═══ EXTRACTED INFORMATION ═══

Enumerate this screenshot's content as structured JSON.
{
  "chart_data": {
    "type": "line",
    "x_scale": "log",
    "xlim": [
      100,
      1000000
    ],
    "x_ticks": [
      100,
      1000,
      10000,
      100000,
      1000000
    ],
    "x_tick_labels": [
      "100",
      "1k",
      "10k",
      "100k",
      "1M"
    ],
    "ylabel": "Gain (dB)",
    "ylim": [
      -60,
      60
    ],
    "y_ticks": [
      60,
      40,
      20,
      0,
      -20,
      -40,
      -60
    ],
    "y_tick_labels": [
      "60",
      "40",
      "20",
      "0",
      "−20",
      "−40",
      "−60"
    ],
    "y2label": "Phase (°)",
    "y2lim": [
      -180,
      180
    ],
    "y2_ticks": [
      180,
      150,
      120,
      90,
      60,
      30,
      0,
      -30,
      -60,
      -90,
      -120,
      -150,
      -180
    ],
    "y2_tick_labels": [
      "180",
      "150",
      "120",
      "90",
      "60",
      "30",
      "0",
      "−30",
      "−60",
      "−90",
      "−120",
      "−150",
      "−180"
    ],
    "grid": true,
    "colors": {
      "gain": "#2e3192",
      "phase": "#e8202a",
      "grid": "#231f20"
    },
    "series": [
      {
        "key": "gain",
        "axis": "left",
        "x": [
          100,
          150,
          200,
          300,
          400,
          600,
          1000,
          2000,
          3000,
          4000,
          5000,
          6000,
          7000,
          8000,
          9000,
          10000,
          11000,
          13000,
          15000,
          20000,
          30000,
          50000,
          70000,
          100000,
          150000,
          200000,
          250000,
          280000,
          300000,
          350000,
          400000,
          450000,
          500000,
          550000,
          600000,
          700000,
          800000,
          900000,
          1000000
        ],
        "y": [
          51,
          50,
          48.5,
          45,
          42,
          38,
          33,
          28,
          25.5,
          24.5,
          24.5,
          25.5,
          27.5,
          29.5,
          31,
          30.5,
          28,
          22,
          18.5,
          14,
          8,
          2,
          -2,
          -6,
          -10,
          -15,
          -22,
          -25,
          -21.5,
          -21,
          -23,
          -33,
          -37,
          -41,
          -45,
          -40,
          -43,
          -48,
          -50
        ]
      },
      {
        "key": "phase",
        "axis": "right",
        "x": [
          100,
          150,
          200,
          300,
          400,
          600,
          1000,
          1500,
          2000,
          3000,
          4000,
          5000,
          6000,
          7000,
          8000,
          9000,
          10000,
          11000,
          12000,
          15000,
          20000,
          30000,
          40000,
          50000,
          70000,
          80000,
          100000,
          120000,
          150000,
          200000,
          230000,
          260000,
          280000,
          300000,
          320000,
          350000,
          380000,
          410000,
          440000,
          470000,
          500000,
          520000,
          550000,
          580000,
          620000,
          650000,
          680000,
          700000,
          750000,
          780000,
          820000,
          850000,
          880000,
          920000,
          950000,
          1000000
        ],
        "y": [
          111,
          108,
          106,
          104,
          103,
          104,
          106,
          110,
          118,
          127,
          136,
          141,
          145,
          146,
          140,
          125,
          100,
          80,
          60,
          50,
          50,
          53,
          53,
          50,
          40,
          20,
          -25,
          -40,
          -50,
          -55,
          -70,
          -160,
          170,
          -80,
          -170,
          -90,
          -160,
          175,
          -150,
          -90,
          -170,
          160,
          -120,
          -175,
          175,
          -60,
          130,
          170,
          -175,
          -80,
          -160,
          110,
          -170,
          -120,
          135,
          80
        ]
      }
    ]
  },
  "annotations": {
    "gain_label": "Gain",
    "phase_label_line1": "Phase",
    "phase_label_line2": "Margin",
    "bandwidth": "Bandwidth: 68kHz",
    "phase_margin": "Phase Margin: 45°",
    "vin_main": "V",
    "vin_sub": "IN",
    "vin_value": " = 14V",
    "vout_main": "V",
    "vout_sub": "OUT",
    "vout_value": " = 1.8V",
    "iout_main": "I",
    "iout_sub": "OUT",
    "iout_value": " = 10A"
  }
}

═══

▶ [PROBLEM REQUIREMENTS]: From the records above, extract every line exactly as it stands.

▶ [RESULT OF THE TASK]:
Enumerate this screenshot's content as structured JSON.
{
  "chart_data": {
    "type": "line",
    "x_scale": "log",
    "xlim": [
      100,
      1000000
    ],
    "x_ticks": [
      100,
      1000,
      10000,
      100000,
      1000000
    ],
    "x_tick_labels": [
      "100",
      "1k",
      "10k",
      "100k",
      "1M"
    ],
    "ylabel": "Gain (dB)",
    "ylim": [
      -60,
      60
    ],
    "y_ticks": [
      60,
      40,
      20,
      0,
      -20,
      -40,
      -60
    ],
    "y_tick_labels": [
      "60",
      "40",
      "20",
      "0",
      "−20",
      "−40",
      "−60"
    ],
    "y2label": "Phase (°)",
    "y2lim": [
      -180,
      180
    ],
    "y2_ticks": [
      180,
      150,
      120,
      90,
      60,
      30,
      0,
      -30,
      -60,
      -90,
      -120,
      -150,
      -180
    ],
    "y2_tick_labels": [
      "180",
      "150",
      "120",
      "90",
      "60",
      "30",
      "0",
      "−30",
      "−60",
      "−90",
      "−120",
      "−150",
      "−180"
    ],
    "grid": true,
    "colors": {
      "gain": "#2e3192",
      "phase": "#e8202a",
      "grid": "#231f20"
    },
    "series": [
      {
        "key": "gain",
        "axis": "left",
        "x": [
          100,
          150,
          200,
          300,
          400,
          600,
          1000,
          2000,
          3000,
          4000,
          5000,
          6000,
          7000,
          8000,
          9000,
          10000,
          11000,
          13000,
          15000,
          20000,
          30000,
          50000,
          70000,
          100000,
          150000,
          200000,
          250000,
          280000,
          300000,
          350000,
          400000,
          450000,
          500000,
          550000,
          600000,
          700000,
          800000,
          900000,
          1000000
        ],
        "y": [
          51,
          50,
          48.5,
          45,
          42,
          38,
          33,
          28,
          25.5,
          24.5,
          24.5,
          25.5,
          27.5,
          29.5,
          31,
          30.5,
          28,
          22,
          18.5,
          14,
          8,
          2,
          -2,
          -6,
          -10,
          -15,
          -22,
          -25,
          -21.5,
          -21,
          -23,
          -33,
          -37,
          -41,
          -45,
          -40,
          -43,
          -48,
          -50
        ]
      },
      {
        "key": "phase",
        "axis": "right",
        "x": [
          100,
          150,
          200,
          300,
          400,
          600,
          1000,
          1500,
          2000,
          3000,
          4000,
          5000,
          6000,
          7000,
          8000,
          9000,
          10000,
          11000,
          12000,
          15000,
          20000,
          30000,
          40000,
          50000,
          70000,
          80000,
          100000,
          120000,
          150000,
          200000,
          230000,
          260000,
          280000,
          300000,
          320000,
          350000,
          380000,
          410000,
          440000,
          470000,
          500000,
          520000,
          550000,
          580000,
          620000,
          650000,
          680000,
          700000,
          750000,
          780000,
          820000,
          850000,
          880000,
          920000,
          950000,
          1000000
        ],
        "y": [
          111,
          108,
          106,
          104,
          103,
          104,
          106,
          110,
          118,
          127,
          136,
          141,
          145,
          146,
          140,
          125,
          100,
          80,
          60,
          50,
          50,
          53,
          53,
          50,
          40,
          20,
          -25,
          -40,
          -50,
          -55,
          -70,
          -160,
          170,
          -80,
          -170,
          -90,
          -160,
          175,
          -150,
          -90,
          -170,
          160,
          -120,
          -175,
          175,
          -60,
          130,
          170,
          -175,
          -80,
          -160,
          110,
          -170,
          -120,
          135,
          80
        ]
      }
    ]
  },
  "annotations": {
    "gain_label": "Gain",
    "phase_label_line1": "Phase",
    "phase_label_line2": "Margin",
    "bandwidth": "Bandwidth: 68kHz",
    "phase_margin": "Phase Margin: 45°",
    "vin_main": "V",
    "vin_sub": "IN",
    "vin_value": " = 14V",
    "vout_main": "V",
    "vout_sub": "OUT",
    "vout_value": " = 1.8V",
    "iout_main": "I",
    "iout_sub": "OUT",
    "iout_value": " = 10A"
  }
}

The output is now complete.